Search the material below for the word "adecuados" and copy every line in which it occurs.

*-*-*

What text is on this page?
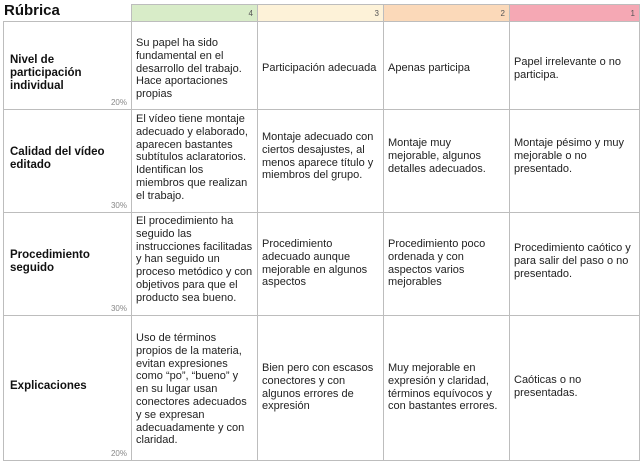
Rúbrica

	4	3	2	1

Nivel de participación individual
20%	Su papel ha sido fundamental en el desarrollo del trabajo. Hace aportaciones propias	Participación adecuada	Apenas participa	Papel irrelevante o no participa.

Calidad del vídeo editado
30%	El vídeo tiene montaje adecuado y elaborado, aparecen bastantes subtítulos aclaratorios. Identifican los miembros que realizan el trabajo.	Montaje adecuado con ciertos desajustes, al menos aparece título y miembros del grupo.	Montaje muy mejorable, algunos detalles adecuados.	Montaje pésimo y muy mejorable o no presentado.

Procedimiento seguido
30%	El procedimiento ha seguido las instrucciones facilitadas y han seguido un proceso metódico y con objetivos para que el producto sea bueno.	Procedimiento adecuado aunque mejorable en algunos aspectos	Procedimiento poco ordenada y con aspectos varios mejorables	Procedimiento caótico y para salir del paso o no presentado.

Explicaciones
20%	Uso de términos propios de la materia, evitan expresiones como “po”, “bueno” y en su lugar usan conectores adecuados y se expresan adecuadamente y con claridad.	Bien pero con escasos conectores y con algunos errores de expresión	Muy mejorable en expresión y claridad, términos equívocos y con bastantes errores.	Caóticas o no presentadas.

*-*-*

TASK OUTPUT:
30%	El vídeo tiene montaje adecuado y elaborado, aparecen bastantes subtítulos aclaratorios. Identifican los miembros que realizan el trabajo.	Montaje adecuado con ciertos desajustes, al menos aparece título y miembros del grupo.	Montaje muy mejorable, algunos detalles adecuados.	Montaje pésimo y muy mejorable o no presentado.
20%	Uso de términos propios de la materia, evitan expresiones como “po”, “bueno” y en su lugar usan conectores adecuados y se expresan adecuadamente y con claridad.	Bien pero con escasos conectores y con algunos errores de expresión	Muy mejorable en expresión y claridad, términos equívocos y con bastantes errores.	Caóticas o no presentadas.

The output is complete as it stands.